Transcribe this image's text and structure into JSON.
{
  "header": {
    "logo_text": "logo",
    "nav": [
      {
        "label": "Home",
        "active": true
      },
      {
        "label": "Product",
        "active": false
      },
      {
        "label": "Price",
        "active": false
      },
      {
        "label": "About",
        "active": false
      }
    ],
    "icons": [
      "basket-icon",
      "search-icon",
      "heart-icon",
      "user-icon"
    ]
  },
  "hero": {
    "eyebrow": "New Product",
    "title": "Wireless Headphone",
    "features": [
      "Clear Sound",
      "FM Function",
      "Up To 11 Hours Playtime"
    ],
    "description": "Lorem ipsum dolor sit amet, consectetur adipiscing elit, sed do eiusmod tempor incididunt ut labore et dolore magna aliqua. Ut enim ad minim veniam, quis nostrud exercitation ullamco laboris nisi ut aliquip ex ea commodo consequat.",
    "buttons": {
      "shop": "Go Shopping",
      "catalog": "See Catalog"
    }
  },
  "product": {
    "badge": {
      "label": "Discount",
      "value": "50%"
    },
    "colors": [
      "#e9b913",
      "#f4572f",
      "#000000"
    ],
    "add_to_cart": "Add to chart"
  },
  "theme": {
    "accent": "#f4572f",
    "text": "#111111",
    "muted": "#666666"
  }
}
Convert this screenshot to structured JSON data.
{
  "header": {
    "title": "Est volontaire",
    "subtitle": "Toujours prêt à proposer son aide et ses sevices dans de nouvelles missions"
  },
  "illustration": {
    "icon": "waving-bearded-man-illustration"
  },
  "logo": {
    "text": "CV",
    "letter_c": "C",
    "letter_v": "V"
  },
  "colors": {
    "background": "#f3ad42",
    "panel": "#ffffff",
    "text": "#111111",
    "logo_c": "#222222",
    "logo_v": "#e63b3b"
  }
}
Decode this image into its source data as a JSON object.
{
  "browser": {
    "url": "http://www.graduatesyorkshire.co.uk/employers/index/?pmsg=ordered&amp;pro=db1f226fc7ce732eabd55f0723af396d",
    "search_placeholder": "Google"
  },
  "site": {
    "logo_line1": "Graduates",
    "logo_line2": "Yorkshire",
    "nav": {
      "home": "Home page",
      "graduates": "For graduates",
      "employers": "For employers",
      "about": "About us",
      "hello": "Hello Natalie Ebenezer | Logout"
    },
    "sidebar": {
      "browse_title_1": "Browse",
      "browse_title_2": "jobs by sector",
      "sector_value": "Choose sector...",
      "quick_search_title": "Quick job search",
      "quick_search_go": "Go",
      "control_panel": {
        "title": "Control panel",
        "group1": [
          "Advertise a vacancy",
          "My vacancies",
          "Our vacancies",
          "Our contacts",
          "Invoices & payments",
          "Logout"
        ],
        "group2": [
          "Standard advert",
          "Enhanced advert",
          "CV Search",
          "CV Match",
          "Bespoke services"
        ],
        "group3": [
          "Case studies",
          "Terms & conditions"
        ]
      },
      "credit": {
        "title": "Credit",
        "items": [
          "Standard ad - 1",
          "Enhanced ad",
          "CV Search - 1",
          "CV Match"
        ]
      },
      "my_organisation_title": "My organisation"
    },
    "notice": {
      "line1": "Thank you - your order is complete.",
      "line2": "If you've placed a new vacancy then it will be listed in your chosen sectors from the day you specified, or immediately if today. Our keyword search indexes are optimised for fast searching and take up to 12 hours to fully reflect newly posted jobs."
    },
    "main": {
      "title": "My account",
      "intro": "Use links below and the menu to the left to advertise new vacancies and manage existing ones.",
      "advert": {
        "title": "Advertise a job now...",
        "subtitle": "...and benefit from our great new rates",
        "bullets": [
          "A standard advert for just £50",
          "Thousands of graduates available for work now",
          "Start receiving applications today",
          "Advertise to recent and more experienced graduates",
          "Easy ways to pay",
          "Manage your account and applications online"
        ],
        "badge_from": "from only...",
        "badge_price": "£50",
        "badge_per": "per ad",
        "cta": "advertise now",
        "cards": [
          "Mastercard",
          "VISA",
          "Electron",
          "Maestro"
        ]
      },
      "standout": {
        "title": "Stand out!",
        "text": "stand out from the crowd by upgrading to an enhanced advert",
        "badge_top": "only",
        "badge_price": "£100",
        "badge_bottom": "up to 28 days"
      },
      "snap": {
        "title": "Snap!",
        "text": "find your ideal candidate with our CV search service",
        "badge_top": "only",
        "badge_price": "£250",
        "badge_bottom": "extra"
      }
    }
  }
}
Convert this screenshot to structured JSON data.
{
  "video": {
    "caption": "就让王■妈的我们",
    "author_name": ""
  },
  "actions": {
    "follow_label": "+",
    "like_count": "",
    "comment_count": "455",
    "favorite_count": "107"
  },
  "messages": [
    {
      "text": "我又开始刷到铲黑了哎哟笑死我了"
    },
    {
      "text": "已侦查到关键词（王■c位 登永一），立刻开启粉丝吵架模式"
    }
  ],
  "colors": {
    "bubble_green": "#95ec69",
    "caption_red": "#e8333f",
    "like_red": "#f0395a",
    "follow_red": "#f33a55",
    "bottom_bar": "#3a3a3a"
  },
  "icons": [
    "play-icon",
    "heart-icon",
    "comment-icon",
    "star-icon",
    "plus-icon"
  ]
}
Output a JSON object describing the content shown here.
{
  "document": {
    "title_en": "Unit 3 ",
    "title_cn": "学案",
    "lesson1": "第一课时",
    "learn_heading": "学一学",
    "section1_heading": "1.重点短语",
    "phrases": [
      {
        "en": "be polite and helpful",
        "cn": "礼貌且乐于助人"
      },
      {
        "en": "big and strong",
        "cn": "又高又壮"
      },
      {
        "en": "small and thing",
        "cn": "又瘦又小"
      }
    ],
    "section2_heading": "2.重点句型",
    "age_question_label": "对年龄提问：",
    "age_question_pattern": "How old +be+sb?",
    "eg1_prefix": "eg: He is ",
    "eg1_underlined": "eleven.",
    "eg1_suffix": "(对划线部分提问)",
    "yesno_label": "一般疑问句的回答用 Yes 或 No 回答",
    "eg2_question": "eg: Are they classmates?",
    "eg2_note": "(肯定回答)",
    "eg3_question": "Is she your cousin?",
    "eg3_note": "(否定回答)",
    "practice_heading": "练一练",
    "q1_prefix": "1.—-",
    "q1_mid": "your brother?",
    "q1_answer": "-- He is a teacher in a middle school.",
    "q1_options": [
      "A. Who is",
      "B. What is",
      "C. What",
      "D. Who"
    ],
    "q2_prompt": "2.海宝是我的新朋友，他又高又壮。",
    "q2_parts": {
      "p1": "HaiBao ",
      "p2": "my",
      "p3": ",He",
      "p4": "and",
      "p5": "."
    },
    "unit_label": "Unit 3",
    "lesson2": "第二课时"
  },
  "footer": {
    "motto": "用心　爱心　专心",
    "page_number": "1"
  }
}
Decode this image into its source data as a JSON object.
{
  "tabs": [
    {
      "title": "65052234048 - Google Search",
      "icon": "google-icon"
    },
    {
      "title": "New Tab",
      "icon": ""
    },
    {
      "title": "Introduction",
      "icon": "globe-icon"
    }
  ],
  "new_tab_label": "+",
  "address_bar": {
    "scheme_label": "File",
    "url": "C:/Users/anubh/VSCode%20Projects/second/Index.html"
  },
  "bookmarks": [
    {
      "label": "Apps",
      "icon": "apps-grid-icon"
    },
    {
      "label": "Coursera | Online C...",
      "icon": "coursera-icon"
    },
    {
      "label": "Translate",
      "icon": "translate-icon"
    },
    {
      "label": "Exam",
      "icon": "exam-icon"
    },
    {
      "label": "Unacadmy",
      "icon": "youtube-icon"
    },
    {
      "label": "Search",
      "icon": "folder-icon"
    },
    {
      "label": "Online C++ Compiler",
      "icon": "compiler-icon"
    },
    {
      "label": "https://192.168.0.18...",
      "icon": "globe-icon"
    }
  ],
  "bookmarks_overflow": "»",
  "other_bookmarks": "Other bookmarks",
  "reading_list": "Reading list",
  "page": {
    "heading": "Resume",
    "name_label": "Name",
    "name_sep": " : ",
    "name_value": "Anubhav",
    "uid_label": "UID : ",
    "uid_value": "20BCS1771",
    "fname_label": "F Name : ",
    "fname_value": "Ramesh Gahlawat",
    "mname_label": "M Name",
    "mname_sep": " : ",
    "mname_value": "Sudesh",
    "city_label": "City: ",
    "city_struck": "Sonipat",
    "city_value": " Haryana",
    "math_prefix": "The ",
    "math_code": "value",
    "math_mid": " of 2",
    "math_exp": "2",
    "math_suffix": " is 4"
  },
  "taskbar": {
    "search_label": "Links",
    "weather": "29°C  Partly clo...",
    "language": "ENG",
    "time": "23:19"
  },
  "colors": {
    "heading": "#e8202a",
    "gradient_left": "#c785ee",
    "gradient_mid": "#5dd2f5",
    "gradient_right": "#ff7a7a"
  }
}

#### PROBLEM DETAILS:
Report the number of lines above containing the word "vacancies", with no other text.

#### WRITTEN REPLY:
3